>> Begin Record extracts
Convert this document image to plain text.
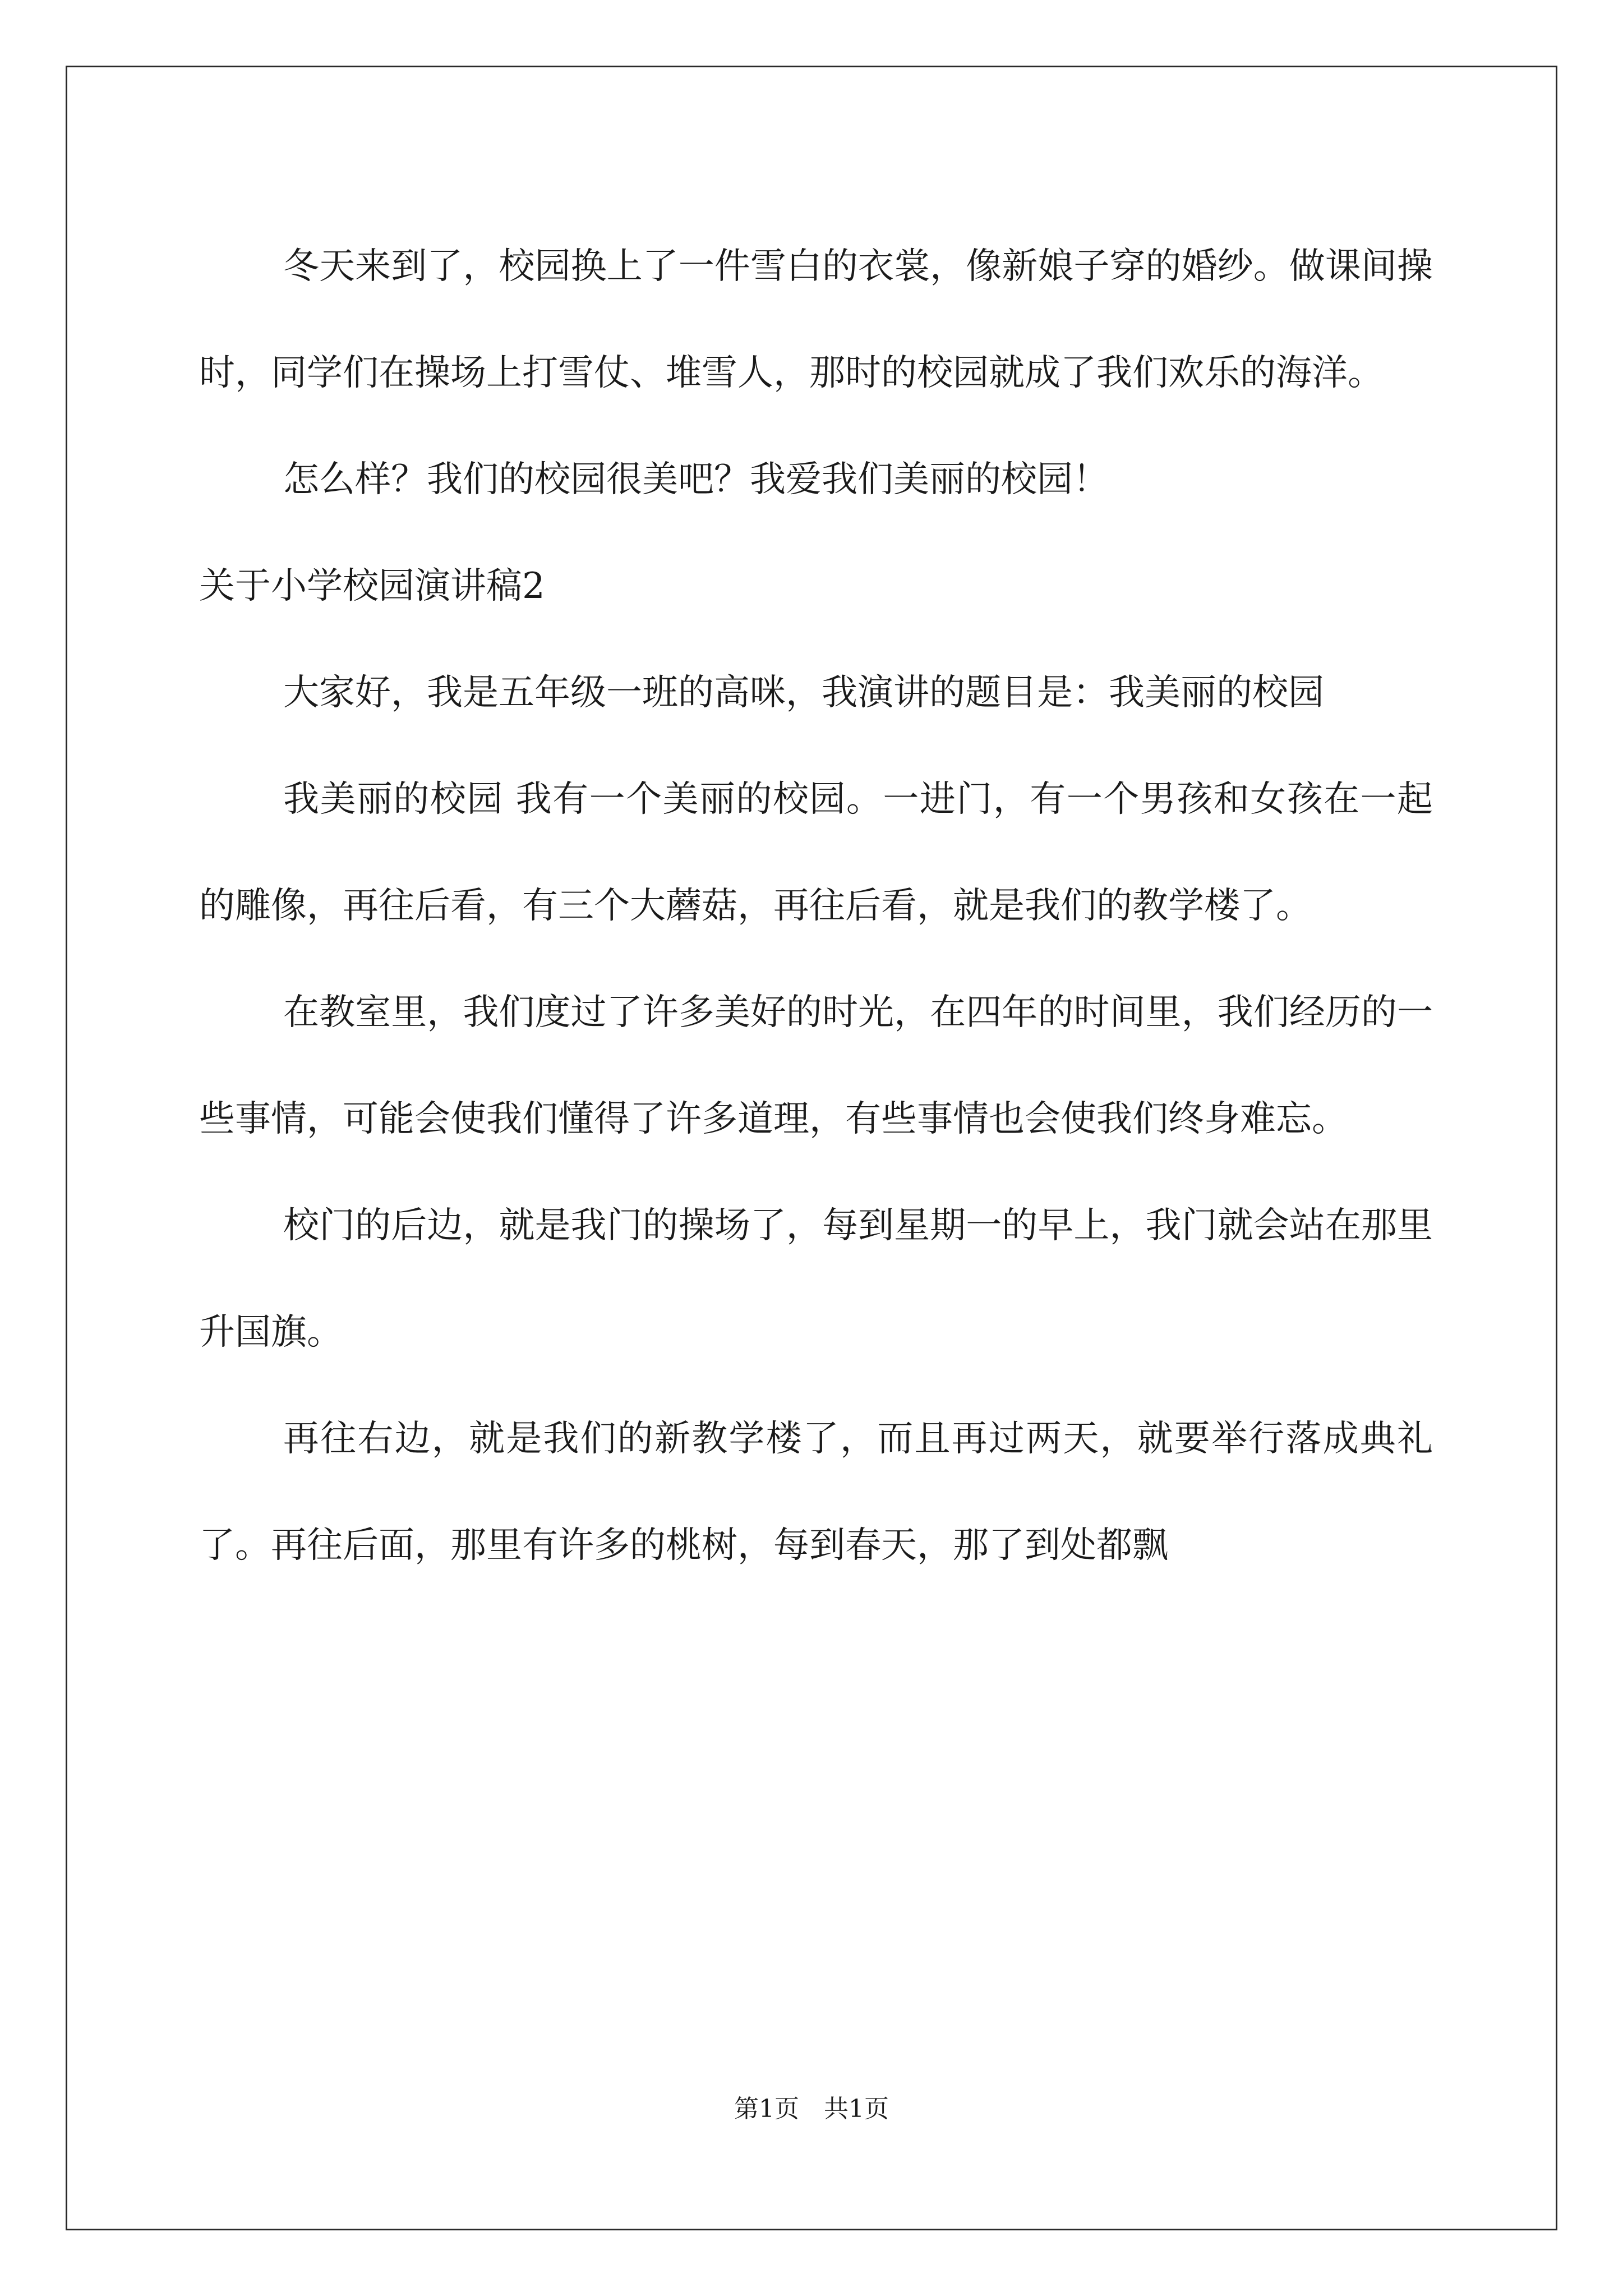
冬天来到了，校园换上了一件雪白的衣裳，像新娘子穿的婚纱。做课间操时，同学们在操场上打雪仗、堆雪人，那时的校园就成了我们欢乐的海洋。

怎么样？我们的校园很美吧？我爱我们美丽的校园！

关于小学校园演讲稿2

大家好，我是五年级一班的高咪，我演讲的题目是：我美丽的校园

我美丽的校园 我有一个美丽的校园。一进门，有一个男孩和女孩在一起的雕像，再往后看，有三个大蘑菇，再往后看，就是我们的教学楼了。

在教室里，我们度过了许多美好的时光，在四年的时间里，我们经历的一些事情，可能会使我们懂得了许多道理，有些事情也会使我们终身难忘。

校门的后边，就是我门的操场了，每到星期一的早上，我门就会站在那里升国旗。

再往右边，就是我们的新教学楼了，而且再过两天，就要举行落成典礼了。再往后面，那里有许多的桃树，每到春天，那了到处都飘

第1页　共1页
>> End Record extracts
■ **What you have to do**: Return every line of the records exactly as given, pictures excluded.

■ **Solution to this problem**:
Convert this document image to plain text.
冬天来到了，校园换上了一件雪白的衣裳，像新娘子穿的婚纱。做课间操时，同学们在操场上打雪仗、堆雪人，那时的校园就成了我们欢乐的海洋。

怎么样？我们的校园很美吧？我爱我们美丽的校园！

关于小学校园演讲稿2

大家好，我是五年级一班的高咪，我演讲的题目是：我美丽的校园

我美丽的校园 我有一个美丽的校园。一进门，有一个男孩和女孩在一起的雕像，再往后看，有三个大蘑菇，再往后看，就是我们的教学楼了。

在教室里，我们度过了许多美好的时光，在四年的时间里，我们经历的一些事情，可能会使我们懂得了许多道理，有些事情也会使我们终身难忘。

校门的后边，就是我门的操场了，每到星期一的早上，我门就会站在那里升国旗。

再往右边，就是我们的新教学楼了，而且再过两天，就要举行落成典礼了。再往后面，那里有许多的桃树，每到春天，那了到处都飘

第1页　共1页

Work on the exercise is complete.